» Task instructions:
A: From the run tracking files text, extract the passage from "File Purpose" to "and partial failures." word for word.
B: Name every tracking file that the run tracking files text describes in its table.

» Excerpt to read:
....................

Run Tracking Files (Issue #379, #429)

The pipeline writes several tracking files in each run directory (output_dir/run_<suffix>/):

File Purpose
run.json Top-level run summary combining run manifest and pipeline metrics. Includes index_file and run_manifest_file so consumers can locate the episode index and run manifest.
index.json Episode index listing every episode in the run with status (ok / failed / skipped), paths (transcript, metadata), and on failure: error_type, error_message, error_stage. Use for scripting or debugging partial runs.
run_manifest.json System state at pipeline start: git SHA, config hash, Python version, OS, GPU info, model versions, seed (reproducibility).
metrics.json Pipeline metrics: episode statuses, stage timings, performance data.

All files include schema_version: "1.0.0" for forward compatibility. For exit codes and partial failures, see Troubleshooting - Exit codes and partial failures.

....................

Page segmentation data
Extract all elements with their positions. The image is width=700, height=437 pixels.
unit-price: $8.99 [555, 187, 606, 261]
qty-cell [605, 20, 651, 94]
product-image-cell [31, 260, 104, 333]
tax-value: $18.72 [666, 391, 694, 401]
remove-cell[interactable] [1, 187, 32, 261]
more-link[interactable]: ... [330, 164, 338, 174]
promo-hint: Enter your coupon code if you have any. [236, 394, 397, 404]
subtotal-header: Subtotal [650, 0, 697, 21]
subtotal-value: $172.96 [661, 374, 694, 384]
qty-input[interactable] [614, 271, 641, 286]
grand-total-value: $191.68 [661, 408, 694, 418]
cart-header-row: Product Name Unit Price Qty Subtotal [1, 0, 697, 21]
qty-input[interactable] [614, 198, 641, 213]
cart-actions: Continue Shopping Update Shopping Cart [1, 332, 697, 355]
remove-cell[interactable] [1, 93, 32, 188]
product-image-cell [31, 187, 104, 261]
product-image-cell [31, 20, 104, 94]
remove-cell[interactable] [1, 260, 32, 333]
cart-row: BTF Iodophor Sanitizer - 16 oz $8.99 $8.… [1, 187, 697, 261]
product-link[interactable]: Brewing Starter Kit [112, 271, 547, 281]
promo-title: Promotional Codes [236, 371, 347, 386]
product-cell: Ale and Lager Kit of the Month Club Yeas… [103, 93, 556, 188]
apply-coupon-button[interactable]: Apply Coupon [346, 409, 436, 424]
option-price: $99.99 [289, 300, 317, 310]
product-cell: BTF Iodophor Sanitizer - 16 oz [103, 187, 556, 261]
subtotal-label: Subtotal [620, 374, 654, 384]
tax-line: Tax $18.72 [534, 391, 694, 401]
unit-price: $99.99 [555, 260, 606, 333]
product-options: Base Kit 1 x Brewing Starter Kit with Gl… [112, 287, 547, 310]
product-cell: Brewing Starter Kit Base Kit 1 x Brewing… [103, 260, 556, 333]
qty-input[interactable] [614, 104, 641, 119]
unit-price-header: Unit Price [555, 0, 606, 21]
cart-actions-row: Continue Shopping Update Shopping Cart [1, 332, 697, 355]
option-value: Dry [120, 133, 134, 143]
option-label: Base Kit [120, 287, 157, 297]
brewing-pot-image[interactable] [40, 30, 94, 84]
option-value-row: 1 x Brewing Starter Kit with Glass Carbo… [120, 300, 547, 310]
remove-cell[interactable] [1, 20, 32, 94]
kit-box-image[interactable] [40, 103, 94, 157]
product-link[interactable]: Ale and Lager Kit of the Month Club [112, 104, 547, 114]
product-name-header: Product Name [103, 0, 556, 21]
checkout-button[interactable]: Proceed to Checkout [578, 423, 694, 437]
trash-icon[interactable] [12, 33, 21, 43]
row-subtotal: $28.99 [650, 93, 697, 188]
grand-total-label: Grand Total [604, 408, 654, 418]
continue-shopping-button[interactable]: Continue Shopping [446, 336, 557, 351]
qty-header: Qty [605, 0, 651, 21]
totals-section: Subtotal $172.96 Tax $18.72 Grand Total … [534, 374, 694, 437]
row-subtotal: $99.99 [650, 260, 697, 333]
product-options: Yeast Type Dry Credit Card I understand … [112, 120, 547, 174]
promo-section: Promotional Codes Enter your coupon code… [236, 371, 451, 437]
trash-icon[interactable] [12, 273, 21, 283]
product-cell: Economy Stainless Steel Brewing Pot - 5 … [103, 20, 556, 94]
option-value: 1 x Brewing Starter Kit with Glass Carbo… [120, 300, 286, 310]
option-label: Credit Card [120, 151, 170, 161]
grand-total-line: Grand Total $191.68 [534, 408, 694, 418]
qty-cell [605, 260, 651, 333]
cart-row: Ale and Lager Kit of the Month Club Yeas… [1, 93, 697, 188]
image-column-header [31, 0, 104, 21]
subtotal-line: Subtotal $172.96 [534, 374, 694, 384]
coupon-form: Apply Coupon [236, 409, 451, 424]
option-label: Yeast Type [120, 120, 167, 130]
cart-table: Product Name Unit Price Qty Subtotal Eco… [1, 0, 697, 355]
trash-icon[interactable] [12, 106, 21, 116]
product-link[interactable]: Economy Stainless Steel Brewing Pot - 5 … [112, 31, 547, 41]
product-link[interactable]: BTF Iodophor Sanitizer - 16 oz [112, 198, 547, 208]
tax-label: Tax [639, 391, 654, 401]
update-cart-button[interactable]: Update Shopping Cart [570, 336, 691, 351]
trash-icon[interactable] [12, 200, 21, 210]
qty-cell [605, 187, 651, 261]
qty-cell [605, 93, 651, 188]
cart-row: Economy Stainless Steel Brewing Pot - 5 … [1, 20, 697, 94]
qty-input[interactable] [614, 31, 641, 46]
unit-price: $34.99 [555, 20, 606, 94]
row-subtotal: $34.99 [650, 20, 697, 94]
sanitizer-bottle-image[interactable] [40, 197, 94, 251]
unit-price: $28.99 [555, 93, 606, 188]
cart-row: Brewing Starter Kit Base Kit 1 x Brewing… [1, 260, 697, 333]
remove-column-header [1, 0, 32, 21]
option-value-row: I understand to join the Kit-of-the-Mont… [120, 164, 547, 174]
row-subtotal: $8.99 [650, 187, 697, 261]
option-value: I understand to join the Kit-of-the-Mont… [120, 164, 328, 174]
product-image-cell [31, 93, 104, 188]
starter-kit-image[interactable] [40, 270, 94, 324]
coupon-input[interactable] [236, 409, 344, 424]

....................

» Responses by item number:
A:
File Purpose
run.json Top-level run summary combining run manifest and pipeline metrics. Includes index_file and run_manifest_file so consumers can locate the episode index and run manifest.
index.json Episode index listing every episode in the run with status (ok / failed / skipped), paths (transcript, metadata), and on failure: error_type, error_message, error_stage. Use for scripting or debugging partial runs.
run_manifest.json System state at pipeline start: git SHA, config hash, Python version, OS, GPU info, model versions, seed (reproducibility).
metrics.json Pipeline metrics: episode statuses, stage timings, performance data.

All files include schema_version: "1.0.0" for forward compatibility. For exit codes and partial failures, see Troubleshooting - Exit codes and partial failures.

B: run.json, index.json, run_manifest.json, metrics.json